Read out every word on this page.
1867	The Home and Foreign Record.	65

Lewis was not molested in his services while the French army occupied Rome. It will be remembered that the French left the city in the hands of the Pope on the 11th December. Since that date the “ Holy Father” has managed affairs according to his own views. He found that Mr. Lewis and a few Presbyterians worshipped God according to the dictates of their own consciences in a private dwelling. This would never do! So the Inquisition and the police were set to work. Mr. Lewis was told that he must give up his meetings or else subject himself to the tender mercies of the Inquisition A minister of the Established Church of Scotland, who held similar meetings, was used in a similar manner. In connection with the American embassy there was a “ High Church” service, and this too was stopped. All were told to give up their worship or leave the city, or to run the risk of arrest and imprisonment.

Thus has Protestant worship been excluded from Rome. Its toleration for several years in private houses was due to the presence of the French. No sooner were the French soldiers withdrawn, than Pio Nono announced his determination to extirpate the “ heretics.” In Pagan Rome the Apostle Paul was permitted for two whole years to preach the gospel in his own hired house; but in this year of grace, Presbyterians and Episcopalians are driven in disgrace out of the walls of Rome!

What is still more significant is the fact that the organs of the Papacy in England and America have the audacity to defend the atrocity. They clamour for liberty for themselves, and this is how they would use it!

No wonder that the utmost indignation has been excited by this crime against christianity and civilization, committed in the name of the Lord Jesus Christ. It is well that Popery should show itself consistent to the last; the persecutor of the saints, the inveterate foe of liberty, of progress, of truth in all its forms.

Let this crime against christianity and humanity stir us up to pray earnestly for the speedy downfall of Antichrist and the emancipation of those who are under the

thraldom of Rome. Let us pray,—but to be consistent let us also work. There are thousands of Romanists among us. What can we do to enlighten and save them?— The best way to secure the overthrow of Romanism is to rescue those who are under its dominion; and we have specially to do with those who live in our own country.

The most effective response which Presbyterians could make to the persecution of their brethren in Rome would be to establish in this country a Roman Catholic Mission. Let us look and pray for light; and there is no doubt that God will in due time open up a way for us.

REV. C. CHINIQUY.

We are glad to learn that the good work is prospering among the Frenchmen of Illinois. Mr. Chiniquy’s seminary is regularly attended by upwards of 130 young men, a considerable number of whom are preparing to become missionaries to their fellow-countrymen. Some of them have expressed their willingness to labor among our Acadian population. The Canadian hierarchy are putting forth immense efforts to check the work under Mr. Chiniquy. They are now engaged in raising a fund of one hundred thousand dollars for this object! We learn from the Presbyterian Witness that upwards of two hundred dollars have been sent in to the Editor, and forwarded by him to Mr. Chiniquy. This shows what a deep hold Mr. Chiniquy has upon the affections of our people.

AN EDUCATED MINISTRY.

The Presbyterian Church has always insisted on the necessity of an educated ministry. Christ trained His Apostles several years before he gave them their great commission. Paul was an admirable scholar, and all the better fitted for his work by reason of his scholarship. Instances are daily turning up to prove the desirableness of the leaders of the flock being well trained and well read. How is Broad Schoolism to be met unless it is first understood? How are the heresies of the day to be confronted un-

+--

> _Set exercise_: Retype the data exactly as given.

> _The output_:
Read out every word on this page.
1867	The Home and Foreign Record.	65

Lewis was not molested in his services while the French army occupied Rome. It will be remembered that the French left the city in the hands of the Pope on the 11th December. Since that date the “ Holy Father” has managed affairs according to his own views. He found that Mr. Lewis and a few Presbyterians worshipped God according to the dictates of their own consciences in a private dwelling. This would never do! So the Inquisition and the police were set to work. Mr. Lewis was told that he must give up his meetings or else subject himself to the tender mercies of the Inquisition A minister of the Established Church of Scotland, who held similar meetings, was used in a similar manner. In connection with the American embassy there was a “ High Church” service, and this too was stopped. All were told to give up their worship or leave the city, or to run the risk of arrest and imprisonment.

Thus has Protestant worship been excluded from Rome. Its toleration for several years in private houses was due to the presence of the French. No sooner were the French soldiers withdrawn, than Pio Nono announced his determination to extirpate the “ heretics.” In Pagan Rome the Apostle Paul was permitted for two whole years to preach the gospel in his own hired house; but in this year of grace, Presbyterians and Episcopalians are driven in disgrace out of the walls of Rome!

What is still more significant is the fact that the organs of the Papacy in England and America have the audacity to defend the atrocity. They clamour for liberty for themselves, and this is how they would use it!

No wonder that the utmost indignation has been excited by this crime against christianity and civilization, committed in the name of the Lord Jesus Christ. It is well that Popery should show itself consistent to the last; the persecutor of the saints, the inveterate foe of liberty, of progress, of truth in all its forms.

Let this crime against christianity and humanity stir us up to pray earnestly for the speedy downfall of Antichrist and the emancipation of those who are under the

thraldom of Rome. Let us pray,—but to be consistent let us also work. There are thousands of Romanists among us. What can we do to enlighten and save them?— The best way to secure the overthrow of Romanism is to rescue those who are under its dominion; and we have specially to do with those who live in our own country.

The most effective response which Presbyterians could make to the persecution of their brethren in Rome would be to establish in this country a Roman Catholic Mission. Let us look and pray for light; and there is no doubt that God will in due time open up a way for us.

REV. C. CHINIQUY.

We are glad to learn that the good work is prospering among the Frenchmen of Illinois. Mr. Chiniquy’s seminary is regularly attended by upwards of 130 young men, a considerable number of whom are preparing to become missionaries to their fellow-countrymen. Some of them have expressed their willingness to labor among our Acadian population. The Canadian hierarchy are putting forth immense efforts to check the work under Mr. Chiniquy. They are now engaged in raising a fund of one hundred thousand dollars for this object! We learn from the Presbyterian Witness that upwards of two hundred dollars have been sent in to the Editor, and forwarded by him to Mr. Chiniquy. This shows what a deep hold Mr. Chiniquy has upon the affections of our people.

AN EDUCATED MINISTRY.

The Presbyterian Church has always insisted on the necessity of an educated ministry. Christ trained His Apostles several years before he gave them their great commission. Paul was an admirable scholar, and all the better fitted for his work by reason of his scholarship. Instances are daily turning up to prove the desirableness of the leaders of the flock being well trained and well read. How is Broad Schoolism to be met unless it is first understood? How are the heresies of the day to be confronted un-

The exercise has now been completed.